* **Problem description**
Reproduce the data below in full and exclude every picture.

>>>

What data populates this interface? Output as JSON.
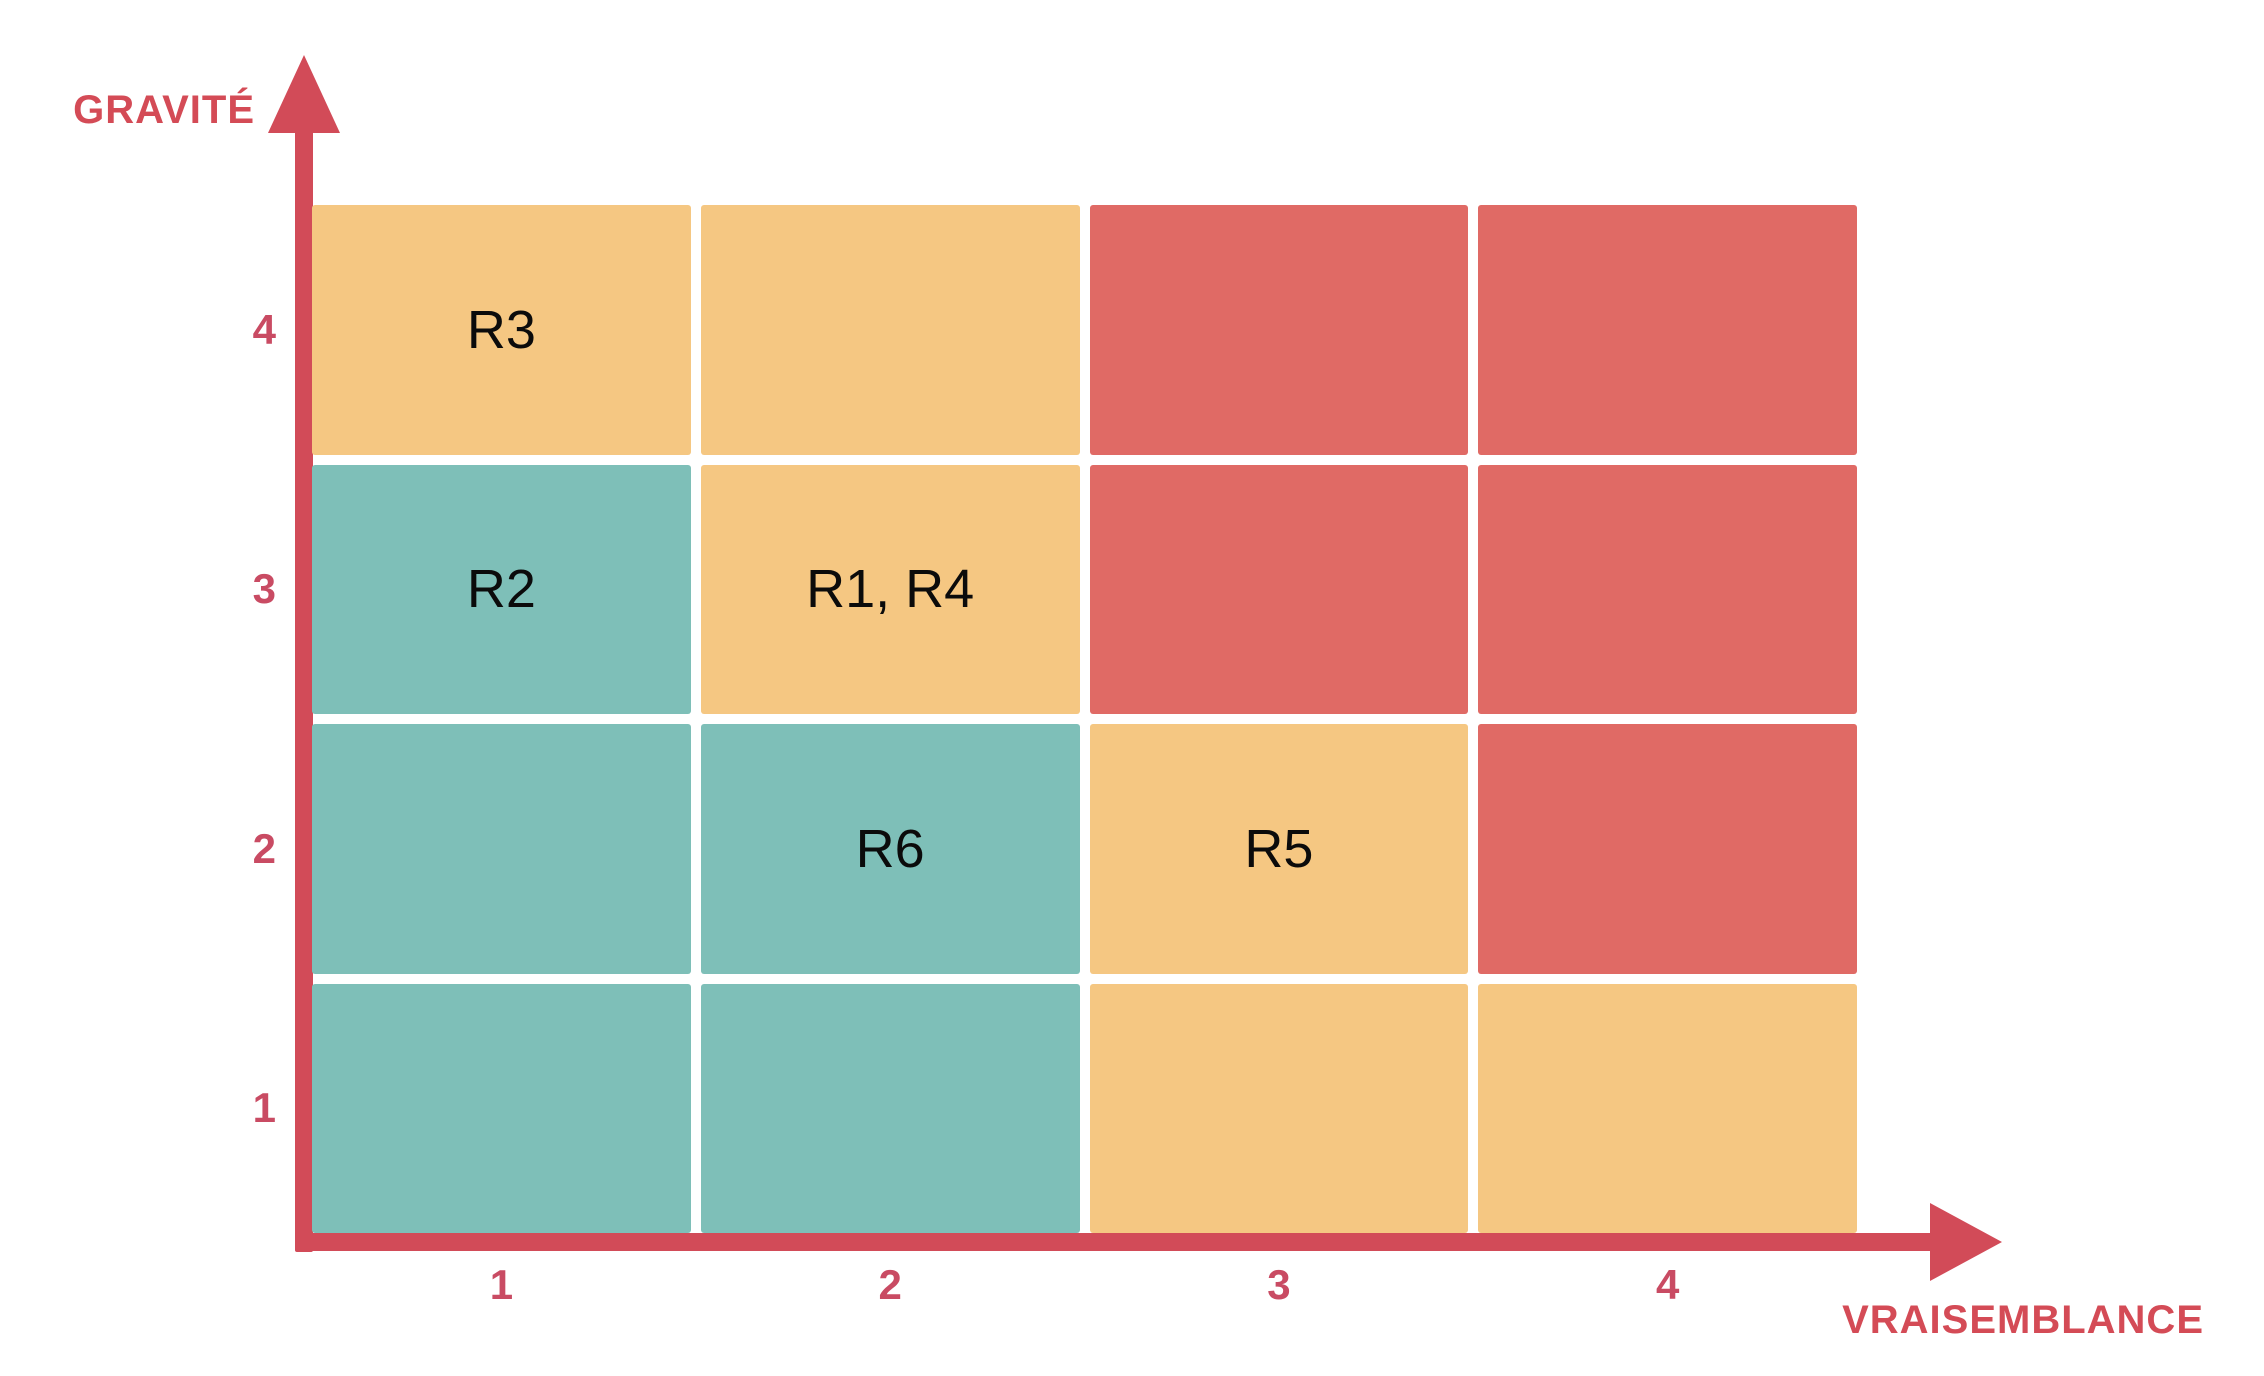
{
  "chart_data": {
    "type": "heatmap",
    "variant": "risk-matrix-4x4",
    "title": "",
    "x_axis": {
      "label": "VRAISEMBLANCE",
      "ticks": [
        "1",
        "2",
        "3",
        "4"
      ],
      "range": [
        1,
        4
      ]
    },
    "y_axis": {
      "label": "GRAVITÉ",
      "ticks_top_to_bottom": [
        "4",
        "3",
        "2",
        "1"
      ],
      "range": [
        1,
        4
      ]
    },
    "legend_position": "none",
    "grid": "white-gaps-between-cells",
    "colors": {
      "background": "#ffffff",
      "low": "#7EBFB8",
      "medium": "#F5C782",
      "high": "#E06A65",
      "axis": "#D24B58",
      "axis_label": "#D44B56",
      "tick": "#C94B63",
      "cell_label": "#0B0B0B"
    },
    "risks": [
      {
        "id": "R1",
        "vraisemblance": 2,
        "gravite": 3
      },
      {
        "id": "R2",
        "vraisemblance": 1,
        "gravite": 3
      },
      {
        "id": "R3",
        "vraisemblance": 1,
        "gravite": 4
      },
      {
        "id": "R4",
        "vraisemblance": 2,
        "gravite": 3
      },
      {
        "id": "R5",
        "vraisemblance": 3,
        "gravite": 2
      },
      {
        "id": "R6",
        "vraisemblance": 2,
        "gravite": 2
      }
    ],
    "cells": [
      {
        "gravite": 4,
        "vraisemblance": 1,
        "level": "medium",
        "label": "R3",
        "color": "#F5C782"
      },
      {
        "gravite": 4,
        "vraisemblance": 2,
        "level": "medium",
        "label": "",
        "color": "#F5C782"
      },
      {
        "gravite": 4,
        "vraisemblance": 3,
        "level": "high",
        "label": "",
        "color": "#E06A65"
      },
      {
        "gravite": 4,
        "vraisemblance": 4,
        "level": "high",
        "label": "",
        "color": "#E06A65"
      },
      {
        "gravite": 3,
        "vraisemblance": 1,
        "level": "low",
        "label": "R2",
        "color": "#7EBFB8"
      },
      {
        "gravite": 3,
        "vraisemblance": 2,
        "level": "medium",
        "label": "R1, R4",
        "color": "#F5C782"
      },
      {
        "gravite": 3,
        "vraisemblance": 3,
        "level": "high",
        "label": "",
        "color": "#E06A65"
      },
      {
        "gravite": 3,
        "vraisemblance": 4,
        "level": "high",
        "label": "",
        "color": "#E06A65"
      },
      {
        "gravite": 2,
        "vraisemblance": 1,
        "level": "low",
        "label": "",
        "color": "#7EBFB8"
      },
      {
        "gravite": 2,
        "vraisemblance": 2,
        "level": "low",
        "label": "R6",
        "color": "#7EBFB8"
      },
      {
        "gravite": 2,
        "vraisemblance": 3,
        "level": "medium",
        "label": "R5",
        "color": "#F5C782"
      },
      {
        "gravite": 2,
        "vraisemblance": 4,
        "level": "high",
        "label": "",
        "color": "#E06A65"
      },
      {
        "gravite": 1,
        "vraisemblance": 1,
        "level": "low",
        "label": "",
        "color": "#7EBFB8"
      },
      {
        "gravite": 1,
        "vraisemblance": 2,
        "level": "low",
        "label": "",
        "color": "#7EBFB8"
      },
      {
        "gravite": 1,
        "vraisemblance": 3,
        "level": "medium",
        "label": "",
        "color": "#F5C782"
      },
      {
        "gravite": 1,
        "vraisemblance": 4,
        "level": "medium",
        "label": "",
        "color": "#F5C782"
      }
    ]
  }
}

<<<

* **Answer to this task**
What data populates this interface? Output as JSON.
{
  "chart_data": {
    "type": "heatmap",
    "variant": "risk-matrix-4x4",
    "title": "",
    "x_axis": {
      "label": "VRAISEMBLANCE",
      "ticks": [
        "1",
        "2",
        "3",
        "4"
      ],
      "range": [
        1,
        4
      ]
    },
    "y_axis": {
      "label": "GRAVITÉ",
      "ticks_top_to_bottom": [
        "4",
        "3",
        "2",
        "1"
      ],
      "range": [
        1,
        4
      ]
    },
    "legend_position": "none",
    "grid": "white-gaps-between-cells",
    "colors": {
      "background": "#ffffff",
      "low": "#7EBFB8",
      "medium": "#F5C782",
      "high": "#E06A65",
      "axis": "#D24B58",
      "axis_label": "#D44B56",
      "tick": "#C94B63",
      "cell_label": "#0B0B0B"
    },
    "risks": [
      {
        "id": "R1",
        "vraisemblance": 2,
        "gravite": 3
      },
      {
        "id": "R2",
        "vraisemblance": 1,
        "gravite": 3
      },
      {
        "id": "R3",
        "vraisemblance": 1,
        "gravite": 4
      },
      {
        "id": "R4",
        "vraisemblance": 2,
        "gravite": 3
      },
      {
        "id": "R5",
        "vraisemblance": 3,
        "gravite": 2
      },
      {
        "id": "R6",
        "vraisemblance": 2,
        "gravite": 2
      }
    ],
    "cells": [
      {
        "gravite": 4,
        "vraisemblance": 1,
        "level": "medium",
        "label": "R3",
        "color": "#F5C782"
      },
      {
        "gravite": 4,
        "vraisemblance": 2,
        "level": "medium",
        "label": "",
        "color": "#F5C782"
      },
      {
        "gravite": 4,
        "vraisemblance": 3,
        "level": "high",
        "label": "",
        "color": "#E06A65"
      },
      {
        "gravite": 4,
        "vraisemblance": 4,
        "level": "high",
        "label": "",
        "color": "#E06A65"
      },
      {
        "gravite": 3,
        "vraisemblance": 1,
        "level": "low",
        "label": "R2",
        "color": "#7EBFB8"
      },
      {
        "gravite": 3,
        "vraisemblance": 2,
        "level": "medium",
        "label": "R1, R4",
        "color": "#F5C782"
      },
      {
        "gravite": 3,
        "vraisemblance": 3,
        "level": "high",
        "label": "",
        "color": "#E06A65"
      },
      {
        "gravite": 3,
        "vraisemblance": 4,
        "level": "high",
        "label": "",
        "color": "#E06A65"
      },
      {
        "gravite": 2,
        "vraisemblance": 1,
        "level": "low",
        "label": "",
        "color": "#7EBFB8"
      },
      {
        "gravite": 2,
        "vraisemblance": 2,
        "level": "low",
        "label": "R6",
        "color": "#7EBFB8"
      },
      {
        "gravite": 2,
        "vraisemblance": 3,
        "level": "medium",
        "label": "R5",
        "color": "#F5C782"
      },
      {
        "gravite": 2,
        "vraisemblance": 4,
        "level": "high",
        "label": "",
        "color": "#E06A65"
      },
      {
        "gravite": 1,
        "vraisemblance": 1,
        "level": "low",
        "label": "",
        "color": "#7EBFB8"
      },
      {
        "gravite": 1,
        "vraisemblance": 2,
        "level": "low",
        "label": "",
        "color": "#7EBFB8"
      },
      {
        "gravite": 1,
        "vraisemblance": 3,
        "level": "medium",
        "label": "",
        "color": "#F5C782"
      },
      {
        "gravite": 1,
        "vraisemblance": 4,
        "level": "medium",
        "label": "",
        "color": "#F5C782"
      }
    ]
  }
}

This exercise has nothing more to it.